[Brief]: Read through the data and count the lines that contain the string "markers"; give only the result.

start Extracted material

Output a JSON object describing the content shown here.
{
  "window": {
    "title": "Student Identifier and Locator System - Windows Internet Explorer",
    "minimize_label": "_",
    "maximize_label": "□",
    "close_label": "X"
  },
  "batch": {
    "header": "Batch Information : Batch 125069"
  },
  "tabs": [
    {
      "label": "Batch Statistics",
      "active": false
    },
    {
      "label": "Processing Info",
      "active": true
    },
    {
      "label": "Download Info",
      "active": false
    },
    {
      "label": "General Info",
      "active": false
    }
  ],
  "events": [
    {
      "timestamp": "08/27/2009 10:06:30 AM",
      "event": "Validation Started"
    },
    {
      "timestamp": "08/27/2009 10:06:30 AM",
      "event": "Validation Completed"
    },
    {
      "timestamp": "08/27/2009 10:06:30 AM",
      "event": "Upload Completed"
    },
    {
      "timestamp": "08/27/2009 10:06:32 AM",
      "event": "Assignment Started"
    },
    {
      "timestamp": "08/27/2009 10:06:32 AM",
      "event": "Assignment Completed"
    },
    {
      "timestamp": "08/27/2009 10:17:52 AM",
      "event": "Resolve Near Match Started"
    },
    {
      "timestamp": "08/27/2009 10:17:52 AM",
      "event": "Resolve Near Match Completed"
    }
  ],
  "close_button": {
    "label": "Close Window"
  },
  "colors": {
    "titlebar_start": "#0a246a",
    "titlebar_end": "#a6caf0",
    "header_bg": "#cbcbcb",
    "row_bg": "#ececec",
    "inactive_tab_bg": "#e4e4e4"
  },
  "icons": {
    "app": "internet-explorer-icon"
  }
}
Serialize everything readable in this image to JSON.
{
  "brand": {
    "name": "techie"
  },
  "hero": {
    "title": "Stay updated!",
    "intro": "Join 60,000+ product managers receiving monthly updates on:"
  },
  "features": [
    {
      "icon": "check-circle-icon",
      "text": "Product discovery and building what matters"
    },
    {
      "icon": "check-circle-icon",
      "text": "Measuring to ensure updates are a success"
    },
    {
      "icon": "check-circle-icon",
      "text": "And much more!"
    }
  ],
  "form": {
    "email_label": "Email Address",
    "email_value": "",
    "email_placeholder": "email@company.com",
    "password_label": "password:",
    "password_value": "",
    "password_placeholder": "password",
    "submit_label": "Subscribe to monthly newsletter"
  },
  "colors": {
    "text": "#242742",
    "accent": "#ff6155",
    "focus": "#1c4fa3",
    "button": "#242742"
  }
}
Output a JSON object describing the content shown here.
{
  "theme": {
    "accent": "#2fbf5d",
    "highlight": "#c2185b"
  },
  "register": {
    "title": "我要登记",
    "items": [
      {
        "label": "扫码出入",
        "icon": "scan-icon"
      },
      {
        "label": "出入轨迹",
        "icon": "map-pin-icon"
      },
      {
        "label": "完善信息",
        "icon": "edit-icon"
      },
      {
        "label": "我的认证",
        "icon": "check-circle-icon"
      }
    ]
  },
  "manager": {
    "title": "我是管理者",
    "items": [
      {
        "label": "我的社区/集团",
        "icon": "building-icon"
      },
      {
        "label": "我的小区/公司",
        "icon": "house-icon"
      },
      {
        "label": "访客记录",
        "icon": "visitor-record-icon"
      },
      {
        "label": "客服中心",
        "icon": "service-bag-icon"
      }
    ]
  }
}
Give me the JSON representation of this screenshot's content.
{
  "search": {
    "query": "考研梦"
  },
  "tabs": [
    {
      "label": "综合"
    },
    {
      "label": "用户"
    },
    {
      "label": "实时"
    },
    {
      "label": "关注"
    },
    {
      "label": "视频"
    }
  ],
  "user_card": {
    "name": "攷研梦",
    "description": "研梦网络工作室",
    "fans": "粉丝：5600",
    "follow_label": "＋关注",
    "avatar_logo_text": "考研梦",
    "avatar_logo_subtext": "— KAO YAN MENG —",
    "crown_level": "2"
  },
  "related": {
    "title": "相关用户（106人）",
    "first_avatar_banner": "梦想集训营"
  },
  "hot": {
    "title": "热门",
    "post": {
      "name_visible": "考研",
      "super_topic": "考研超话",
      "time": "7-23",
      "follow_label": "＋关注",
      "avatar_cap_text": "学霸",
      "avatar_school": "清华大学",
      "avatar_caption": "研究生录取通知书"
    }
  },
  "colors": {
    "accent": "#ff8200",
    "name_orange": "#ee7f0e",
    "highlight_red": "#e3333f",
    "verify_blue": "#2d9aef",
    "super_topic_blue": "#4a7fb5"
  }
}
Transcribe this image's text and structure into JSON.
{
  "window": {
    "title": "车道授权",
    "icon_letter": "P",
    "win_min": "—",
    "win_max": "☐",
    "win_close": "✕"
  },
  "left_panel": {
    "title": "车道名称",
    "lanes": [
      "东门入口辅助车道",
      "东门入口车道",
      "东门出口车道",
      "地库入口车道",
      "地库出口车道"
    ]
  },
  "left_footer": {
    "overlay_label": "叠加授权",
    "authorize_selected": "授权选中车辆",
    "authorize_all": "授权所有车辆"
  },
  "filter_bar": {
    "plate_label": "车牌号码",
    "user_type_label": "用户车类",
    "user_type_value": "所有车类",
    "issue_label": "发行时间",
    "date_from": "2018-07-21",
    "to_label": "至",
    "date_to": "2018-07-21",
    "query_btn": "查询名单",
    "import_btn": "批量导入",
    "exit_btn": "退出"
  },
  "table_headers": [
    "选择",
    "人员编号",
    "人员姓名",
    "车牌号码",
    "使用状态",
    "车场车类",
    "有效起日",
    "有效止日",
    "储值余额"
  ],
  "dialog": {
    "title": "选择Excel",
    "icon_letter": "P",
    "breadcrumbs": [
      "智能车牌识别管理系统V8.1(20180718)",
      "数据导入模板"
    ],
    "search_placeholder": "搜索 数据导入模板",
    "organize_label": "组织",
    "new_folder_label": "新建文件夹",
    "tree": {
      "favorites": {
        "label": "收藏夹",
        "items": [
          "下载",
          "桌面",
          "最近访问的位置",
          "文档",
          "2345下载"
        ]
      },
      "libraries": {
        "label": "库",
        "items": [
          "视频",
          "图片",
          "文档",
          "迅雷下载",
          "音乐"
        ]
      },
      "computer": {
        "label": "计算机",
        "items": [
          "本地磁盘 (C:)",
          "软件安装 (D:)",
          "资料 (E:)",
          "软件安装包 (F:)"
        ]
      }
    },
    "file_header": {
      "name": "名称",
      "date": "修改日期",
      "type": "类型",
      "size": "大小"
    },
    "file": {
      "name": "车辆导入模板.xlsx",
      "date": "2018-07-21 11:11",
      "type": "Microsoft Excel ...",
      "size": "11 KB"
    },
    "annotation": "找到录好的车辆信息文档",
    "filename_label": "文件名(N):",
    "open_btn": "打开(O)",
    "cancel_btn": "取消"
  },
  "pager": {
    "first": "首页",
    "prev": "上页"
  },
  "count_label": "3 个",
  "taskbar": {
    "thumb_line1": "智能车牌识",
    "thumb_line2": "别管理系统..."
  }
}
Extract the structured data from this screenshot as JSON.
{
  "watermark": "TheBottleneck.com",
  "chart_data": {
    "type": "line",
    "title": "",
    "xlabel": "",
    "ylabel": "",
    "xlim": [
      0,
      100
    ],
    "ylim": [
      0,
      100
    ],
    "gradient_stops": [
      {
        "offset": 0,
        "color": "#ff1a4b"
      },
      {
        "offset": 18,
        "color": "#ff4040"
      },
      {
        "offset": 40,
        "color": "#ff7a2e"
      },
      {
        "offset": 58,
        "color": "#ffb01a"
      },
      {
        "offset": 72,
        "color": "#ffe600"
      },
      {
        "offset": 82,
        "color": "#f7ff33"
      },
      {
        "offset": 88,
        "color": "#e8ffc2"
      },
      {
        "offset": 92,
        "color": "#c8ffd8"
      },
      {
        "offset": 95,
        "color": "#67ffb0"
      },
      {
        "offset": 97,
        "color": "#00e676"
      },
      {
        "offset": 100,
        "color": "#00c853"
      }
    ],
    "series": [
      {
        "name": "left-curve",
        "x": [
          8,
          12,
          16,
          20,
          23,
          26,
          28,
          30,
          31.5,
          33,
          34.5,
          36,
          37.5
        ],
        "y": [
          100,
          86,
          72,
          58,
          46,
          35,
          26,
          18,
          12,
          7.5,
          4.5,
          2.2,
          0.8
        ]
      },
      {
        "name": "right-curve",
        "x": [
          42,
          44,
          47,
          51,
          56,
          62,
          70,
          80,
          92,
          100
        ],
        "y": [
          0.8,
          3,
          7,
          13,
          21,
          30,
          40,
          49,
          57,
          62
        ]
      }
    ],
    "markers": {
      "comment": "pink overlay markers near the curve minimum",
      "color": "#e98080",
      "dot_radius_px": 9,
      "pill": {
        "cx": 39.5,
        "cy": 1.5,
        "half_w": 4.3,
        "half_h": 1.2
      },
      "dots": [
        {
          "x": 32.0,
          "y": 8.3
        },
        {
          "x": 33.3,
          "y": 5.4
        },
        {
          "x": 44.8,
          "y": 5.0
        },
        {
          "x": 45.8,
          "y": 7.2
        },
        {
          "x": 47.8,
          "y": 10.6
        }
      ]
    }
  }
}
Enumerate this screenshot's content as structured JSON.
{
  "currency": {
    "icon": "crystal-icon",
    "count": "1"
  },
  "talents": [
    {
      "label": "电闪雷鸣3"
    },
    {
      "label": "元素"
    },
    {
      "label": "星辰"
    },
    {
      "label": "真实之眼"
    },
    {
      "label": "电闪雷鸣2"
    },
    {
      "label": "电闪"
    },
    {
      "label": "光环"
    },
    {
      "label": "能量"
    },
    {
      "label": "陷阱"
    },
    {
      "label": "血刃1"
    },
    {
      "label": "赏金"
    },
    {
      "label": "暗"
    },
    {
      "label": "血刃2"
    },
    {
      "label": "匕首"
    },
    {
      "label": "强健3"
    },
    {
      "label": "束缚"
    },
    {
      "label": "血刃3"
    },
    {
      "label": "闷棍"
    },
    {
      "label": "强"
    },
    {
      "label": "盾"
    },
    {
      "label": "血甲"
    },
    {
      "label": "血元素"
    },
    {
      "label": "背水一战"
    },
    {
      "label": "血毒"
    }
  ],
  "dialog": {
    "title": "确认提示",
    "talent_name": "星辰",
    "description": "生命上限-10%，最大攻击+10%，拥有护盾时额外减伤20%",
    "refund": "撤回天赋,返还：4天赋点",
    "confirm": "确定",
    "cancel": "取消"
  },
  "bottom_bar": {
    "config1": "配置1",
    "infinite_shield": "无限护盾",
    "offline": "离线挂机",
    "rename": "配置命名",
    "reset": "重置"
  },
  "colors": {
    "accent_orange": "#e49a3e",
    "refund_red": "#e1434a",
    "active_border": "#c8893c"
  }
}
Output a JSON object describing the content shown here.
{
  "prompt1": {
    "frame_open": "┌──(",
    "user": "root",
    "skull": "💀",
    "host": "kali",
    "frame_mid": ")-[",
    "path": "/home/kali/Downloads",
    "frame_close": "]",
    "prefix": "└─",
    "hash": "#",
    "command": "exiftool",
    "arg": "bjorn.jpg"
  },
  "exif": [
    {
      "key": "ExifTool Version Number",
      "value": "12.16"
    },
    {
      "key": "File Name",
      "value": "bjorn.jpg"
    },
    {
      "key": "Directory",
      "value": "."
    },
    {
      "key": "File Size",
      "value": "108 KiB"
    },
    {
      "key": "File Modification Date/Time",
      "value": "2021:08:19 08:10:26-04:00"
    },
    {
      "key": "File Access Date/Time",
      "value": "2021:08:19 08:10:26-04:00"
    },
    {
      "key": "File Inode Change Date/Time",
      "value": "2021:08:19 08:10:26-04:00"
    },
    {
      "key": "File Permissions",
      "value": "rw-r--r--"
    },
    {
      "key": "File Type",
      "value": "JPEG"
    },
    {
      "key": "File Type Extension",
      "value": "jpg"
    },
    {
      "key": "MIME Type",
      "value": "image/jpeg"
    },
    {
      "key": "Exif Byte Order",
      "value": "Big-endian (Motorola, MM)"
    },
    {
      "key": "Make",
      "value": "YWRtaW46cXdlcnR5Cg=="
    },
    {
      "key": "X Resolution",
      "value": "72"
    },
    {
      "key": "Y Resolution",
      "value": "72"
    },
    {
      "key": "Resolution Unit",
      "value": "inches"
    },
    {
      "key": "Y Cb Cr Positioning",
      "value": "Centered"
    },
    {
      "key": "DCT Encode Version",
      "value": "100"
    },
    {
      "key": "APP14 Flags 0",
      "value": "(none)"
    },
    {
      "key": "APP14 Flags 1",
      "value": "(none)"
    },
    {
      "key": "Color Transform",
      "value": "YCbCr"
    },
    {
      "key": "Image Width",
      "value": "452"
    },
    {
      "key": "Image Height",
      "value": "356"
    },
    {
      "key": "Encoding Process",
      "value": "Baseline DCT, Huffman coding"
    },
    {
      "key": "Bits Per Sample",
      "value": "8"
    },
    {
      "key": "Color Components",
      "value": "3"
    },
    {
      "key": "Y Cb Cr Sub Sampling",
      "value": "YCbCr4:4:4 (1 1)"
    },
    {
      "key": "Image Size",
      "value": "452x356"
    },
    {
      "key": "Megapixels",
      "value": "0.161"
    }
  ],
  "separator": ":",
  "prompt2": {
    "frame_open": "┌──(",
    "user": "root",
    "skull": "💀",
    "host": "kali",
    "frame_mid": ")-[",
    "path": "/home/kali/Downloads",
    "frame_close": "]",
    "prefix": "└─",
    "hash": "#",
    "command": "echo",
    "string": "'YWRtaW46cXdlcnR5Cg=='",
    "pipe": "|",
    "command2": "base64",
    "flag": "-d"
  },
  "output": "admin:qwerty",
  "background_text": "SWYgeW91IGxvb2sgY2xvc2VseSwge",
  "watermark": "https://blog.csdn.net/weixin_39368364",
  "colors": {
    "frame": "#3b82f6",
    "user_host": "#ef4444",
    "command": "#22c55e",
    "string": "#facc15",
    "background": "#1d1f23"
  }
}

end Extracted material

[Output below]: 2